§ Data entries:
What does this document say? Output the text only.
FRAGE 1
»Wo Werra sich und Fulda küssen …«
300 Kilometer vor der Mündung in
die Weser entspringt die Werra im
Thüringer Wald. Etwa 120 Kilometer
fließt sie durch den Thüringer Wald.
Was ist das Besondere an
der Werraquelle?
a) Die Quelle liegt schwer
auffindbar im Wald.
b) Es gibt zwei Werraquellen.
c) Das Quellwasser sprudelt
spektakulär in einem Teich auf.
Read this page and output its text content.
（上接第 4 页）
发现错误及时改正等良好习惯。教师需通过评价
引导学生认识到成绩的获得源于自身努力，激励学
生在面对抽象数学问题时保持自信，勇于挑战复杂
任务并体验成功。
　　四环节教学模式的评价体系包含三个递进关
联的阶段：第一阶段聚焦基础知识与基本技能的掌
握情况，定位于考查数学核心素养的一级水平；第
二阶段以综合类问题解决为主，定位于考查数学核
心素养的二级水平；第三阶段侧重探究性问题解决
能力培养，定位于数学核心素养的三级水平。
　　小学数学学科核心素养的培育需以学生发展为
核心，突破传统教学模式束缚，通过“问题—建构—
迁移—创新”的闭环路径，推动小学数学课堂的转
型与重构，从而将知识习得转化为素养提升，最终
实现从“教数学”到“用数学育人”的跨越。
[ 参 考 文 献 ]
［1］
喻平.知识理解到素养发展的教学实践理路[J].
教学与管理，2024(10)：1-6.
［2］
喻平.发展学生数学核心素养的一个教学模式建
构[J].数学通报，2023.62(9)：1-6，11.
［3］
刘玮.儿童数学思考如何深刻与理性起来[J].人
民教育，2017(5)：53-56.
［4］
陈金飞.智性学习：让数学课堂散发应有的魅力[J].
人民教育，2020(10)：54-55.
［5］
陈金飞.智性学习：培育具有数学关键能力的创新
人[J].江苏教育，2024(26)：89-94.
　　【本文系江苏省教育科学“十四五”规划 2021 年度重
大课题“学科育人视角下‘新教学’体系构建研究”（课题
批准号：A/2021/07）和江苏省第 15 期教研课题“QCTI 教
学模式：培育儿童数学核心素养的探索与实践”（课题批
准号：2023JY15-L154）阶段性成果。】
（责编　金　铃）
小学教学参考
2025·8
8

§ Direction: Print all of the entries exactly as they appear.

§ Finished task:
What does this document say? Output the text only.
FRAGE 1
»Wo Werra sich und Fulda küssen …«
300 Kilometer vor der Mündung in
die Weser entspringt die Werra im
Thüringer Wald. Etwa 120 Kilometer
fließt sie durch den Thüringer Wald.
Was ist das Besondere an
der Werraquelle?
a) Die Quelle liegt schwer
auffindbar im Wald.
b) Es gibt zwei Werraquellen.
c) Das Quellwasser sprudelt
spektakulär in einem Teich auf.
Read this page and output its text content.
（上接第 4 页）
发现错误及时改正等良好习惯。教师需通过评价
引导学生认识到成绩的获得源于自身努力，激励学
生在面对抽象数学问题时保持自信，勇于挑战复杂
任务并体验成功。
　　四环节教学模式的评价体系包含三个递进关
联的阶段：第一阶段聚焦基础知识与基本技能的掌
握情况，定位于考查数学核心素养的一级水平；第
二阶段以综合类问题解决为主，定位于考查数学核
心素养的二级水平；第三阶段侧重探究性问题解决
能力培养，定位于数学核心素养的三级水平。
　　小学数学学科核心素养的培育需以学生发展为
核心，突破传统教学模式束缚，通过“问题—建构—
迁移—创新”的闭环路径，推动小学数学课堂的转
型与重构，从而将知识习得转化为素养提升，最终
实现从“教数学”到“用数学育人”的跨越。
[ 参 考 文 献 ]
［1］
喻平.知识理解到素养发展的教学实践理路[J].
教学与管理，2024(10)：1-6.
［2］
喻平.发展学生数学核心素养的一个教学模式建
构[J].数学通报，2023.62(9)：1-6，11.
［3］
刘玮.儿童数学思考如何深刻与理性起来[J].人
民教育，2017(5)：53-56.
［4］
陈金飞.智性学习：让数学课堂散发应有的魅力[J].
人民教育，2020(10)：54-55.
［5］
陈金飞.智性学习：培育具有数学关键能力的创新
人[J].江苏教育，2024(26)：89-94.
　　【本文系江苏省教育科学“十四五”规划 2021 年度重
大课题“学科育人视角下‘新教学’体系构建研究”（课题
批准号：A/2021/07）和江苏省第 15 期教研课题“QCTI 教
学模式：培育儿童数学核心素养的探索与实践”（课题批
准号：2023JY15-L154）阶段性成果。】
（责编　金　铃）
小学教学参考
2025·8
8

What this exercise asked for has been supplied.